** start of Raw records **

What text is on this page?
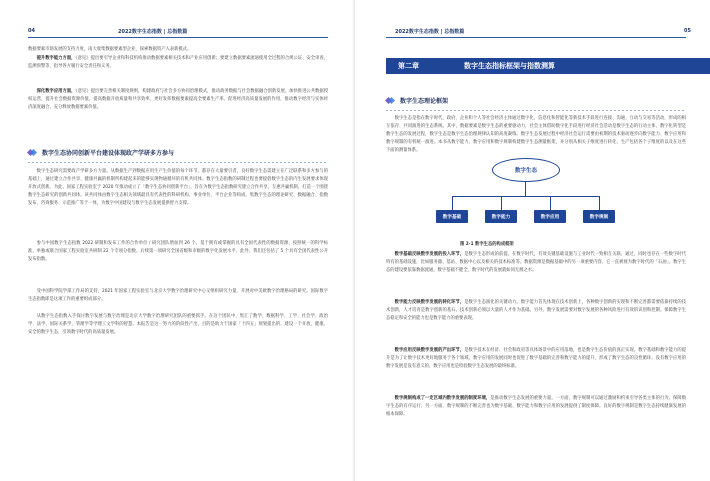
04	2022数字生态指数 | 总指数篇

数据要素市场发展的支持力度，南大收集数据要素型企业，探索数据资产入表新模式。

提升数字能力方面，《意见》提出要引导企业和科技机构推动数据要素相关技术和产业应用创新；要建立数据要素流通使用全过程的合规公证、安全审查、监测预警等，指导各方履行安全责任和义务。

深化数字应用方面，《意见》提出要完善相关制度规则，构建政府与社会多方协同治理模式，推动政务数据与社会数据融合创新发展，加快推进公共数据授权运营，提升社会数据资源价值，提高数据开放质量和共享效率，更好发挥数据要素提高全要素生产率、促进经济高质量发展的作用，推动数字经济与实体经济深度融合，充分释放数据要素价值。

数字生态协同创新平台建设体现政产学研多方参与

数字生态研究需要政产学研多方力量。从数据生产到数据应用生产生价值的每个环节，都存在大量要引者。良好数字生态需建立在广泛联系和多方参与的基础上，通过建立合作共享、健康共赢的机制所构建起来的能够实现物通循环的有机共同体。数字生态指数的研制过程也要提倡数字生态的内生发展要求体现开放式创新。为此，国家工程实验室于 2020 年推动成立了「数字生态协同创新平台」，旨在为数字生态指数研究建立合作共享、互惠共赢机制，打造一个围绕数字生态研究的创新共同体。该共同体由数字生态相关领域最具有代表性的科研机构、事业单位、平台企业等构成，集数字生态的理论研究、数据融合、指数发布、咨询服务、示范推广等于一体，为数字中国建设与数字生态发展提供智力支撑。

参与中国数字生态指数 2022 研制和发布工作的合作单位 / 研究团队增加到 26 个，基于拥有或掌握的具有全国代表性的数据资源，按照统一的科学标准，单独或联合国家工程实验室共研制 22 个专项分指数。后续第一项研究全国省级和市级的数字化发展水平。此外，我们还包括了 5 个具有全国代表性公开发布指数。

受中国科学院学部工作局的支持，2021 年国家工程实验室与北京大学数字治理研究中心又组织研究力量，开展对中美欧数字治理格局的研究。国际数字生态指数即是这项工作的重要组成部分。

从数字生态指数入手探讨数字发展与数字治理是北京大学数字治理研究团队的重要抓手。在这个团队中，集汇了数学、数据科学、工学、社会学、政治学、法学、国际关系学、管理学等学理工文学科的智慧。本报告是这一努力的阶段性产出，目的是助力于国家「十四五」规划提出的，建设一个开放、健康、安全的数字生态，引领数字时代的高质量发展。

2022数字生态指数 | 总指数篇	05
第二章	数字生态指标框架与指数测算
数字生态理论框架

数字生态是指在数字时代，政府、企业和个人等社会经济主体通过数字化、信息化和智能化等新技术手段进行连接、沟通、互动与交易等活动，形成的相互依存、共同演进的生态系统。其中，数据要素是数字生态的重要驱动力，社会主体借助数字化手段进行经济社会活动是数字生态的行动主体，数字化转型是数字生态的发展过程，数字生态是数字生态治理规律认知的高度凝练。数字生态发展过程中经济社会运行需要由初期的技术驱动逐步向数字能力、数字应用和数字规制的有机统一演进。本书从数字能力、数字应用和数字规制构建数字生态测量框架，并分别从相关子维度进行转化，生产包括各个子维度的以及在这些下面的测量体系。

数字生态
数字基础	数字能力	数字应用	数字规制
图 2-1 数字生态的构成框架

数字基础反映数字发展的投入环节，是数字生态形成的前提。在数字时代，有效关键基础设施与工业时代一致相互关联，通过，同时也存在一些数字时代特有的基础设施，比如服务器、基站、数据中心以及相关的技术标准等。数据资源是数据基础中的另一项重要内容，它一直被视为数字时代的「石油」。数字生态的建设要依靠数据流通。数字基础不健全，数字时代的发展就如同无源之水。

数字能力反映数字发展的转化环节，是数字生态演化的关键动力。数字能力首先体现在技术创新上，各种数字创新的实现和不断完善都需要依靠持续的技术创新，人才培育是数字创新的基石。技术创新必须以大量的人才作为基础。另外，数字发展需要对数字发展的各种风险进行有效的识别和控制。保障数字生态稳定和安全的能力也是数字能力的重要表现。

数字应用反映数字发展的产出环节，是数字技术在经济、社会和政府等具体场景中的应用落地，也是数字生态价值的真正实现。数字基础和数字能力的提升是为了让数字技术更好地服务于各个领域。数字应用的发展同时也促进了数字基础的完善和数字能力的提升，形成了数字生态的良性循环。没有数字应用的数字发展是没有意义的，数字应用也是检验数字生态发展的最终标准。

数字规制构成了一定区域内数字发展的制度环境，是推动数字生态发展的重要力量。一方面，数字规制可以通过激励和约束引导各类主体的行为，保障数字生态的有序运行；另一方面，数字规制的不断完善也为数字基础、数字能力和数字应用的发展提供了制度保障。良好的数字规制是数字生态持续健康发展的根本保障。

** end of Raw records **

Objective –
Every entry should be returned exactly as written, minus the pictures.

Completed task –
What text is on this page?
04	2022数字生态指数 | 总指数篇

数据要素市场发展的支持力度，南大收集数据要素型企业，探索数据资产入表新模式。

提升数字能力方面，《意见》提出要引导企业和科技机构推动数据要素相关技术和产业应用创新；要建立数据要素流通使用全过程的合规公证、安全审查、监测预警等，指导各方履行安全责任和义务。

深化数字应用方面，《意见》提出要完善相关制度规则，构建政府与社会多方协同治理模式，推动政务数据与社会数据融合创新发展，加快推进公共数据授权运营，提升社会数据资源价值，提高数据开放质量和共享效率，更好发挥数据要素提高全要素生产率、促进经济高质量发展的作用，推动数字经济与实体经济深度融合，充分释放数据要素价值。

数字生态协同创新平台建设体现政产学研多方参与

数字生态研究需要政产学研多方力量。从数据生产到数据应用生产生价值的每个环节，都存在大量要引者。良好数字生态需建立在广泛联系和多方参与的基础上，通过建立合作共享、健康共赢的机制所构建起来的能够实现物通循环的有机共同体。数字生态指数的研制过程也要提倡数字生态的内生发展要求体现开放式创新。为此，国家工程实验室于 2020 年推动成立了「数字生态协同创新平台」，旨在为数字生态指数研究建立合作共享、互惠共赢机制，打造一个围绕数字生态研究的创新共同体。该共同体由数字生态相关领域最具有代表性的科研机构、事业单位、平台企业等构成，集数字生态的理论研究、数据融合、指数发布、咨询服务、示范推广等于一体，为数字中国建设与数字生态发展提供智力支撑。

参与中国数字生态指数 2022 研制和发布工作的合作单位 / 研究团队增加到 26 个，基于拥有或掌握的具有全国代表性的数据资源，按照统一的科学标准，单独或联合国家工程实验室共研制 22 个专项分指数。后续第一项研究全国省级和市级的数字化发展水平。此外，我们还包括了 5 个具有全国代表性公开发布指数。

受中国科学院学部工作局的支持，2021 年国家工程实验室与北京大学数字治理研究中心又组织研究力量，开展对中美欧数字治理格局的研究。国际数字生态指数即是这项工作的重要组成部分。

从数字生态指数入手探讨数字发展与数字治理是北京大学数字治理研究团队的重要抓手。在这个团队中，集汇了数学、数据科学、工学、社会学、政治学、法学、国际关系学、管理学等学理工文学科的智慧。本报告是这一努力的阶段性产出，目的是助力于国家「十四五」规划提出的，建设一个开放、健康、安全的数字生态，引领数字时代的高质量发展。

2022数字生态指数 | 总指数篇	05
第二章	数字生态指标框架与指数测算
数字生态理论框架

数字生态是指在数字时代，政府、企业和个人等社会经济主体通过数字化、信息化和智能化等新技术手段进行连接、沟通、互动与交易等活动，形成的相互依存、共同演进的生态系统。其中，数据要素是数字生态的重要驱动力，社会主体借助数字化手段进行经济社会活动是数字生态的行动主体，数字化转型是数字生态的发展过程，数字生态是数字生态治理规律认知的高度凝练。数字生态发展过程中经济社会运行需要由初期的技术驱动逐步向数字能力、数字应用和数字规制的有机统一演进。本书从数字能力、数字应用和数字规制构建数字生态测量框架，并分别从相关子维度进行转化，生产包括各个子维度的以及在这些下面的测量体系。

数字生态
数字基础	数字能力	数字应用	数字规制
图 2-1 数字生态的构成框架

数字基础反映数字发展的投入环节，是数字生态形成的前提。在数字时代，有效关键基础设施与工业时代一致相互关联，通过，同时也存在一些数字时代特有的基础设施，比如服务器、基站、数据中心以及相关的技术标准等。数据资源是数据基础中的另一项重要内容，它一直被视为数字时代的「石油」。数字生态的建设要依靠数据流通。数字基础不健全，数字时代的发展就如同无源之水。

数字能力反映数字发展的转化环节，是数字生态演化的关键动力。数字能力首先体现在技术创新上，各种数字创新的实现和不断完善都需要依靠持续的技术创新，人才培育是数字创新的基石。技术创新必须以大量的人才作为基础。另外，数字发展需要对数字发展的各种风险进行有效的识别和控制。保障数字生态稳定和安全的能力也是数字能力的重要表现。

数字应用反映数字发展的产出环节，是数字技术在经济、社会和政府等具体场景中的应用落地，也是数字生态价值的真正实现。数字基础和数字能力的提升是为了让数字技术更好地服务于各个领域。数字应用的发展同时也促进了数字基础的完善和数字能力的提升，形成了数字生态的良性循环。没有数字应用的数字发展是没有意义的，数字应用也是检验数字生态发展的最终标准。

数字规制构成了一定区域内数字发展的制度环境，是推动数字生态发展的重要力量。一方面，数字规制可以通过激励和约束引导各类主体的行为，保障数字生态的有序运行；另一方面，数字规制的不断完善也为数字基础、数字能力和数字应用的发展提供了制度保障。良好的数字规制是数字生态持续健康发展的根本保障。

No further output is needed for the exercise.